Data excerpts
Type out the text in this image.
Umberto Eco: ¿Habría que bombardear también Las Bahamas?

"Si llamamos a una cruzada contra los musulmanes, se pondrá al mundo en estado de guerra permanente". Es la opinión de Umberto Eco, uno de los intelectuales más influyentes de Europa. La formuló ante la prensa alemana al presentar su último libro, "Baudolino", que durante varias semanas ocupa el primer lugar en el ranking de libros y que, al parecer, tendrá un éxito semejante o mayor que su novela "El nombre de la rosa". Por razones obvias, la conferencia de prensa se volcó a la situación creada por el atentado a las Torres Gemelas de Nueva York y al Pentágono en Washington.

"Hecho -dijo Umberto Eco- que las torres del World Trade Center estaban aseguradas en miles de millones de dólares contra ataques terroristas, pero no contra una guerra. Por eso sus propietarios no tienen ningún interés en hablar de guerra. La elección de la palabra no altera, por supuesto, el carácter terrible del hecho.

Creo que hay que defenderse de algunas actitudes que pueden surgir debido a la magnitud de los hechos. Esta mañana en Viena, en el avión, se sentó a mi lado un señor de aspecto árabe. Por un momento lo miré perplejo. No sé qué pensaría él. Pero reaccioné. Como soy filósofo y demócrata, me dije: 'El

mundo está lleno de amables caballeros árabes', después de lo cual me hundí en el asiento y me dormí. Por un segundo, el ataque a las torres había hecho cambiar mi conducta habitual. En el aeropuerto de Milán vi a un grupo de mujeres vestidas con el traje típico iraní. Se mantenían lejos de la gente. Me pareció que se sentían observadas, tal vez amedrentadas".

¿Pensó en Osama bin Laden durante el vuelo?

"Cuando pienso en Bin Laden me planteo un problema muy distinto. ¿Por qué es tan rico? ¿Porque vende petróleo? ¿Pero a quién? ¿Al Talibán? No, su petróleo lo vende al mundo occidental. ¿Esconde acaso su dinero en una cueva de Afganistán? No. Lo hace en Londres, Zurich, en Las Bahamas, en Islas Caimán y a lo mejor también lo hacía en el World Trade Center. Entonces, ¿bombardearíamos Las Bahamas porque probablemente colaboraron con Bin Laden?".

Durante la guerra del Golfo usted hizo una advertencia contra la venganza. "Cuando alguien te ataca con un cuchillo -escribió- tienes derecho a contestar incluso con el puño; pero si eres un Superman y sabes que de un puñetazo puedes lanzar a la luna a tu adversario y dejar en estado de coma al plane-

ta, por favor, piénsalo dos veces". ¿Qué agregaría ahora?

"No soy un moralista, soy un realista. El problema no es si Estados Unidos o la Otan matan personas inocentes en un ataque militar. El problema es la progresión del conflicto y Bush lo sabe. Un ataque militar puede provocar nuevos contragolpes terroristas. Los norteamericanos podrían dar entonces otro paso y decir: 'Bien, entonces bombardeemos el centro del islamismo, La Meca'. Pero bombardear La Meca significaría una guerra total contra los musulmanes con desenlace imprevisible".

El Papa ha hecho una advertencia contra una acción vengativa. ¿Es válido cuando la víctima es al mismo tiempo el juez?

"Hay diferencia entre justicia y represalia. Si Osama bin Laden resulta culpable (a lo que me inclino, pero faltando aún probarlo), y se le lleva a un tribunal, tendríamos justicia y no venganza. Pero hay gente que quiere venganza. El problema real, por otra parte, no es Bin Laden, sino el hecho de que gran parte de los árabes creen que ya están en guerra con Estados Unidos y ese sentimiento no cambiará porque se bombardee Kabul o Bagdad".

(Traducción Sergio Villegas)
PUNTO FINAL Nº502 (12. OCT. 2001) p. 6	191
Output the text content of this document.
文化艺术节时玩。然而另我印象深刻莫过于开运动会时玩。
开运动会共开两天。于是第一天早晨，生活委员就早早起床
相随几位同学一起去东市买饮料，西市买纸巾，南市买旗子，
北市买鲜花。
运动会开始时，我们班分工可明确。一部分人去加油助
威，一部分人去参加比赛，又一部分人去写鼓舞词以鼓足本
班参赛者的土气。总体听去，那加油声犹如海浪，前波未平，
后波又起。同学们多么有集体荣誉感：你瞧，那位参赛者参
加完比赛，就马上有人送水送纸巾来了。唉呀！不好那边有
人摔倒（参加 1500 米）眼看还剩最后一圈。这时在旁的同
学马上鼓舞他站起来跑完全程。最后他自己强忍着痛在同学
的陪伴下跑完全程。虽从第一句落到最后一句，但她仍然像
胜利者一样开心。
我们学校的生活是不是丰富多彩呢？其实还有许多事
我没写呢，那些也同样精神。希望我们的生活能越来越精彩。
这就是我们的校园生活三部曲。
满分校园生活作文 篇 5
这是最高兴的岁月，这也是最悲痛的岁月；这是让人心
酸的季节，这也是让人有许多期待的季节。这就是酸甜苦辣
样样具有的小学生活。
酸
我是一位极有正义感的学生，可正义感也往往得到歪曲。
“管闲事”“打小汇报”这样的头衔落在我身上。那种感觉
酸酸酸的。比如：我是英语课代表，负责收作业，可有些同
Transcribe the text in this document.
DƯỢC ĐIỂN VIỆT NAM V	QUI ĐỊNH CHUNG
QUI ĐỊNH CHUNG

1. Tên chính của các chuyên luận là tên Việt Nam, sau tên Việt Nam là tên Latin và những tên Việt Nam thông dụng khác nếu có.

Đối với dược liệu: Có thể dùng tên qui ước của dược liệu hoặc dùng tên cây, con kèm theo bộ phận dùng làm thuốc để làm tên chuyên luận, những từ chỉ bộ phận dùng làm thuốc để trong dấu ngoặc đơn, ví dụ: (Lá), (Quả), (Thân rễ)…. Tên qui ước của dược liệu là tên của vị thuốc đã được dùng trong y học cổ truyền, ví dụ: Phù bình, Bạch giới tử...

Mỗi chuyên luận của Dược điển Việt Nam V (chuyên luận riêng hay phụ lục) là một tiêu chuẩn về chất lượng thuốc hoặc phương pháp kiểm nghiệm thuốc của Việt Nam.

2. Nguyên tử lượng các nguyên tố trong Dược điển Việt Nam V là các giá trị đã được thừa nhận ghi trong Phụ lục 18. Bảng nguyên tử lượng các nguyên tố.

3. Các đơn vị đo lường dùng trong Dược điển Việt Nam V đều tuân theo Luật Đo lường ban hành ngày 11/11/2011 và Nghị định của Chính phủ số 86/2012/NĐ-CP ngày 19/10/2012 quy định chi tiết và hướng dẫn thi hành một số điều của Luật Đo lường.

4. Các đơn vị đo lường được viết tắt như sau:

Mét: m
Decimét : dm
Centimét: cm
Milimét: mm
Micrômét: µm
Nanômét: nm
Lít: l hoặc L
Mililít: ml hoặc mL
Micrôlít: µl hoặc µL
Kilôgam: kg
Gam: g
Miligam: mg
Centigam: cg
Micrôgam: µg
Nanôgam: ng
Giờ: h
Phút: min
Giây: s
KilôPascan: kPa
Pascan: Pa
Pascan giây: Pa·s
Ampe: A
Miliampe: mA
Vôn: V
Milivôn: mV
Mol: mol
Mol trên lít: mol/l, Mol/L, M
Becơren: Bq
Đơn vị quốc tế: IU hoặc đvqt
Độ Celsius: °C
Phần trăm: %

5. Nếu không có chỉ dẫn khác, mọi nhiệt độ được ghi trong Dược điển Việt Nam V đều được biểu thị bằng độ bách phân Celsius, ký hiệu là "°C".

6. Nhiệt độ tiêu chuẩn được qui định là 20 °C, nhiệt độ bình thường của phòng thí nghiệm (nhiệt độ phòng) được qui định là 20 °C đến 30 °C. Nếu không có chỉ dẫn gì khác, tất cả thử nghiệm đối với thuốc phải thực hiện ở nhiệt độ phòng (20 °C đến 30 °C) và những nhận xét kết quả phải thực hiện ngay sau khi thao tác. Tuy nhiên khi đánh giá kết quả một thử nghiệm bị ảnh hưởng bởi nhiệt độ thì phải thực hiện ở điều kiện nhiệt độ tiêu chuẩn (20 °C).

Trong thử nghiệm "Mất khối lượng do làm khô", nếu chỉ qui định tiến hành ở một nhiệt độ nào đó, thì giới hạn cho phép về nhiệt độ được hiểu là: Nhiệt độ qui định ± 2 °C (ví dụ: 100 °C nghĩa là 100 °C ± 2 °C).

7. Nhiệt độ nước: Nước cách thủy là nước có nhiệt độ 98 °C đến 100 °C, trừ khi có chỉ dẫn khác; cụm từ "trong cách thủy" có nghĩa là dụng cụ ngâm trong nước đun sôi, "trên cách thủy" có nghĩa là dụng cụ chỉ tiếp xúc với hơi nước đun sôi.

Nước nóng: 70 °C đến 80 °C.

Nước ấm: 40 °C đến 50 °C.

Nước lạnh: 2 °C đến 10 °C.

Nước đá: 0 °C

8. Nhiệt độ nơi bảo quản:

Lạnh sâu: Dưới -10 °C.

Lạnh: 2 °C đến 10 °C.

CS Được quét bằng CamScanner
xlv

Exercise directions: How many lines of the listing include the string "Celsius"? Answer with the number alone.

Reply: 2